**Data for this task**.
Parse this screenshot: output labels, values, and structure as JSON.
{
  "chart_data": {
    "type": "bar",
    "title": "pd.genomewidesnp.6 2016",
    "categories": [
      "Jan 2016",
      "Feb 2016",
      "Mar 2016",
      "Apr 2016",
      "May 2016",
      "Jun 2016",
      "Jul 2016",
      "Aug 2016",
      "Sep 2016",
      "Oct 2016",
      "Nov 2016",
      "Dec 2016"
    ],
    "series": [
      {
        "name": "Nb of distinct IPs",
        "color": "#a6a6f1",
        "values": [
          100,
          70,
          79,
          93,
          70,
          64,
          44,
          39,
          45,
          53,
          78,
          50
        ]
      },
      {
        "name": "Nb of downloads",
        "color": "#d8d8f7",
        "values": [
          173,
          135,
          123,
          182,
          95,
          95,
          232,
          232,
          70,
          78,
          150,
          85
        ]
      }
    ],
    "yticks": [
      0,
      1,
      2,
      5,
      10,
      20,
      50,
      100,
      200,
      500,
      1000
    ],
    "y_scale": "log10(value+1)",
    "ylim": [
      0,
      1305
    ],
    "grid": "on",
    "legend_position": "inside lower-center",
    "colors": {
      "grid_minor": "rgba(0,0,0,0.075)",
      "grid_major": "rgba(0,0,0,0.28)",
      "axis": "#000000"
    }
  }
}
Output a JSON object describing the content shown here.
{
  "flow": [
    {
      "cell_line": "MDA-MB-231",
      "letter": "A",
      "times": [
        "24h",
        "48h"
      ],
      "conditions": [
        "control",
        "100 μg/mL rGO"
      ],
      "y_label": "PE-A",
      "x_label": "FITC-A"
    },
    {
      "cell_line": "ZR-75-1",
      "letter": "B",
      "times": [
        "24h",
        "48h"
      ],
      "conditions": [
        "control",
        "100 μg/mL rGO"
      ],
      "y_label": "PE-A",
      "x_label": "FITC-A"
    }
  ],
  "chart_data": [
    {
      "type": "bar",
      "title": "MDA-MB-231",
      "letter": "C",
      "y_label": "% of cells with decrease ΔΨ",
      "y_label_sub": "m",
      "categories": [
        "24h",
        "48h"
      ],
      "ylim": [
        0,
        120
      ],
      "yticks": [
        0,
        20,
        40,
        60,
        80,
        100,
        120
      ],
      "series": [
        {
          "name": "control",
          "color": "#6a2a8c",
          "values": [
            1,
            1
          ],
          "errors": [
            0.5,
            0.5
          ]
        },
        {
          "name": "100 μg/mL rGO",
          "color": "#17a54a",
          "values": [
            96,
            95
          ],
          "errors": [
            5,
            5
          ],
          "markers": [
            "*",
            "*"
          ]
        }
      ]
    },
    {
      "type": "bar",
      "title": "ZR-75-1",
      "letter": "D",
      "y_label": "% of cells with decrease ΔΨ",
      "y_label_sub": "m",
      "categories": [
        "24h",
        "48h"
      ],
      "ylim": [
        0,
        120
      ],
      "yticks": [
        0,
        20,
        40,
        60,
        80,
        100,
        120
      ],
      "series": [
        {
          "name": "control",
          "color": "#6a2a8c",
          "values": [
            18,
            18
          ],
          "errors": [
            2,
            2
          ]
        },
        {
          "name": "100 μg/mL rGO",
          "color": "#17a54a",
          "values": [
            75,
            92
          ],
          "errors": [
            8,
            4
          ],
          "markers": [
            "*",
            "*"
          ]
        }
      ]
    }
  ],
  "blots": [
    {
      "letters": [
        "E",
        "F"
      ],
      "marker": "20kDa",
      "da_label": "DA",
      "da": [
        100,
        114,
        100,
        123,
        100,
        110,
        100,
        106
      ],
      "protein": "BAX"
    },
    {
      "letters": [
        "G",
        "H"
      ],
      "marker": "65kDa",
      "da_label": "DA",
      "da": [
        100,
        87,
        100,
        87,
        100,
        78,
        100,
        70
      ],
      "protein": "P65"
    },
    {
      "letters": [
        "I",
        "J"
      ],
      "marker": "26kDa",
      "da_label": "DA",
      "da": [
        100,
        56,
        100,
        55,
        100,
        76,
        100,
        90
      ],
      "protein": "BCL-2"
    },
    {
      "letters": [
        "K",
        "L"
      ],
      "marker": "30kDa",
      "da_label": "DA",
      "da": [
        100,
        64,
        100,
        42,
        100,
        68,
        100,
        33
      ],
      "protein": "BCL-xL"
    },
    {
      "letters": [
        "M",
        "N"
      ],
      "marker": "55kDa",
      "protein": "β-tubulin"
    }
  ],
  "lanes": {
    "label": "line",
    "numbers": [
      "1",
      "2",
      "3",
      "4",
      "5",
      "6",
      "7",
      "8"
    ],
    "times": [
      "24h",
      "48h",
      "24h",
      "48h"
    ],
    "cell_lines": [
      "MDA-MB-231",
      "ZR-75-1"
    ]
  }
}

**Exercise directions**.
Starting from the records above, filter out all lines except those containing the word "protein".

**Answer box**.
      "protein": "BAX"
      "protein": "P65"
      "protein": "BCL-2"
      "protein": "BCL-xL"
      "protein": "β-tubulin"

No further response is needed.